* **DIRECTIONS**:
Leave out the pictures and reproduce all of the data exactly.

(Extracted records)
------------------------------------------------------------

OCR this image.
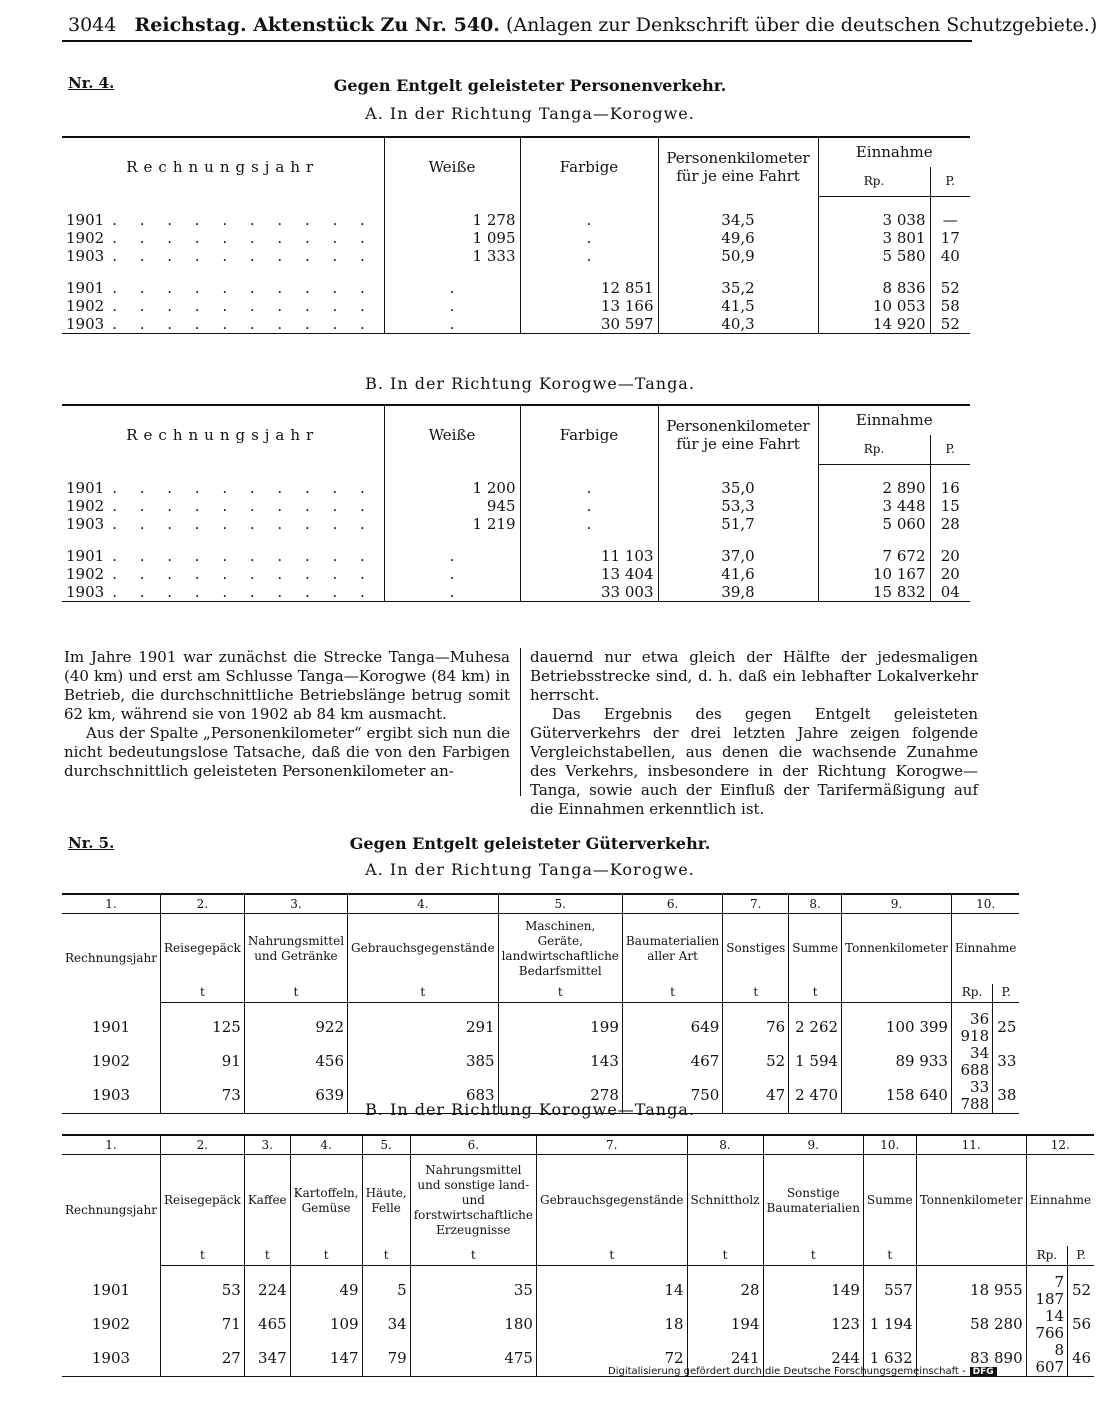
3044 Reichstag. Aktenstück Zu Nr. 540. (Anlagen zur Denkschrift über die deutschen Schutzgebiete.)
Nr. 4.	Gegen Entgelt geleisteter Personenverkehr.
A. In der Richtung Tanga—Korogwe.
Rechnungsjahr	Weiße	Farbige	Personenkilometer für je eine Fahrt	Einnahme	
				Rp.	P.

1901 . . . . . . . . . .	1 278	.	34,5	3 038	—
1902 . . . . . . . . . .	1 095	.	49,6	3 801	17
1903 . . . . . . . . . .	1 333	.	50,9	5 580	40

1901 . . . . . . . . . .	.	12 851	35,2	8 836	52
1902 . . . . . . . . . .	.	13 166	41,5	10 053	58
1903 . . . . . . . . . .	.	30 597	40,3	14 920	52
B. In der Richtung Korogwe—Tanga.
Rechnungsjahr	Weiße	Farbige	Personenkilometer für je eine Fahrt	Einnahme	
				Rp.	P.

1901 . . . . . . . . . .	1 200	.	35,0	2 890	16
1902 . . . . . . . . . .	945	.	53,3	3 448	15
1903 . . . . . . . . . .	1 219	.	51,7	5 060	28

1901 . . . . . . . . . .	.	11 103	37,0	7 672	20
1902 . . . . . . . . . .	.	13 404	41,6	10 167	20
1903 . . . . . . . . . .	.	33 003	39,8	15 832	04

Im Jahre 1901 war zunächst die Strecke Tanga—Muhesa (40 km) und erst am Schlusse Tanga—Korogwe (84 km) in Betrieb, die durchschnittliche Betriebslänge betrug somit 62 km, während sie von 1902 ab 84 km ausmacht.

Aus der Spalte „Personenkilometer“ ergibt sich nun die nicht bedeutungslose Tatsache, daß die von den Farbigen durchschnittlich geleisteten Personenkilometer an-

dauernd nur etwa gleich der Hälfte der jedesmaligen Betriebsstrecke sind, d. h. daß ein lebhafter Lokalverkehr herrscht.

Das Ergebnis des gegen Entgelt geleisteten Güterverkehrs der drei letzten Jahre zeigen folgende Vergleichstabellen, aus denen die wachsende Zunahme des Verkehrs, insbesondere in der Richtung Korogwe—Tanga, sowie auch der Einfluß der Tarifermäßigung auf die Einnahmen erkenntlich ist.

Nr. 5.	Gegen Entgelt geleisteter Güterverkehr.
A. In der Richtung Tanga—Korogwe.
1.	2.	3.	4.	5.	6.	7.	8.	9.	10.	
Rechnungsjahr	Reisegepäck	Nahrungsmittel und Getränke	Gebrauchsgegenstände	Maschinen, Geräte, landwirtschaftliche Bedarfsmittel	Baumaterialien aller Art	Sonstiges	Summe	Tonnenkilometer	Einnahme	
	t	t	t	t	t	t	t		Rp.	P.
1901	125	922	291	199	649	76	2 262	100 399	36 918	25
1902	91	456	385	143	467	52	1 594	89 933	34 688	33
1903	73	639	683	278	750	47	2 470	158 640	33 788	38
B. In der Richtung Korogwe—Tanga.
1.	2.	3.	4.	5.	6.	7.	8.	9.	10.	11.	12.	
Rechnungsjahr	Reisegepäck	Kaffee	Kartoffeln, Gemüse	Häute, Felle	Nahrungsmittel und sonstige land- und forstwirtschaftliche Erzeugnisse	Gebrauchsgegenstände	Schnittholz	Sonstige Baumaterialien	Summe	Tonnenkilometer	Einnahme	
	t	t	t	t	t	t	t	t	t		Rp.	P.
1901	53	224	49	5	35	14	28	149	557	18 955	7 187	52
1902	71	465	109	34	180	18	194	123	1 194	58 280	14 766	56
1903	27	347	147	79	475	72	241	244	1 632	83 890	8 607	46
Digitalisierung gefördert durch die Deutsche Forschungsgemeinschaft - DFG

------------------------------------------------------------

* **WORKED ANSWER**:
OCR this image.
3044 Reichstag. Aktenstück Zu Nr. 540. (Anlagen zur Denkschrift über die deutschen Schutzgebiete.)
Nr. 4.	Gegen Entgelt geleisteter Personenverkehr.
A. In der Richtung Tanga—Korogwe.
Rechnungsjahr	Weiße	Farbige	Personenkilometer für je eine Fahrt	Einnahme	
				Rp.	P.

1901 . . . . . . . . . .	1 278	.	34,5	3 038	—
1902 . . . . . . . . . .	1 095	.	49,6	3 801	17
1903 . . . . . . . . . .	1 333	.	50,9	5 580	40

1901 . . . . . . . . . .	.	12 851	35,2	8 836	52
1902 . . . . . . . . . .	.	13 166	41,5	10 053	58
1903 . . . . . . . . . .	.	30 597	40,3	14 920	52
B. In der Richtung Korogwe—Tanga.
Rechnungsjahr	Weiße	Farbige	Personenkilometer für je eine Fahrt	Einnahme	
				Rp.	P.

1901 . . . . . . . . . .	1 200	.	35,0	2 890	16
1902 . . . . . . . . . .	945	.	53,3	3 448	15
1903 . . . . . . . . . .	1 219	.	51,7	5 060	28

1901 . . . . . . . . . .	.	11 103	37,0	7 672	20
1902 . . . . . . . . . .	.	13 404	41,6	10 167	20
1903 . . . . . . . . . .	.	33 003	39,8	15 832	04

Im Jahre 1901 war zunächst die Strecke Tanga—Muhesa (40 km) und erst am Schlusse Tanga—Korogwe (84 km) in Betrieb, die durchschnittliche Betriebslänge betrug somit 62 km, während sie von 1902 ab 84 km ausmacht.

Aus der Spalte „Personenkilometer“ ergibt sich nun die nicht bedeutungslose Tatsache, daß die von den Farbigen durchschnittlich geleisteten Personenkilometer an-

dauernd nur etwa gleich der Hälfte der jedesmaligen Betriebsstrecke sind, d. h. daß ein lebhafter Lokalverkehr herrscht.

Das Ergebnis des gegen Entgelt geleisteten Güterverkehrs der drei letzten Jahre zeigen folgende Vergleichstabellen, aus denen die wachsende Zunahme des Verkehrs, insbesondere in der Richtung Korogwe—Tanga, sowie auch der Einfluß der Tarifermäßigung auf die Einnahmen erkenntlich ist.

Nr. 5.	Gegen Entgelt geleisteter Güterverkehr.
A. In der Richtung Tanga—Korogwe.
1.	2.	3.	4.	5.	6.	7.	8.	9.	10.	
Rechnungsjahr	Reisegepäck	Nahrungsmittel und Getränke	Gebrauchsgegenstände	Maschinen, Geräte, landwirtschaftliche Bedarfsmittel	Baumaterialien aller Art	Sonstiges	Summe	Tonnenkilometer	Einnahme	
	t	t	t	t	t	t	t		Rp.	P.
1901	125	922	291	199	649	76	2 262	100 399	36 918	25
1902	91	456	385	143	467	52	1 594	89 933	34 688	33
1903	73	639	683	278	750	47	2 470	158 640	33 788	38
B. In der Richtung Korogwe—Tanga.
1.	2.	3.	4.	5.	6.	7.	8.	9.	10.	11.	12.	
Rechnungsjahr	Reisegepäck	Kaffee	Kartoffeln, Gemüse	Häute, Felle	Nahrungsmittel und sonstige land- und forstwirtschaftliche Erzeugnisse	Gebrauchsgegenstände	Schnittholz	Sonstige Baumaterialien	Summe	Tonnenkilometer	Einnahme	
	t	t	t	t	t	t	t	t	t		Rp.	P.
1901	53	224	49	5	35	14	28	149	557	18 955	7 187	52
1902	71	465	109	34	180	18	194	123	1 194	58 280	14 766	56
1903	27	347	147	79	475	72	241	244	1 632	83 890	8 607	46
Digitalisierung gefördert durch die Deutsche Forschungsgemeinschaft - DFG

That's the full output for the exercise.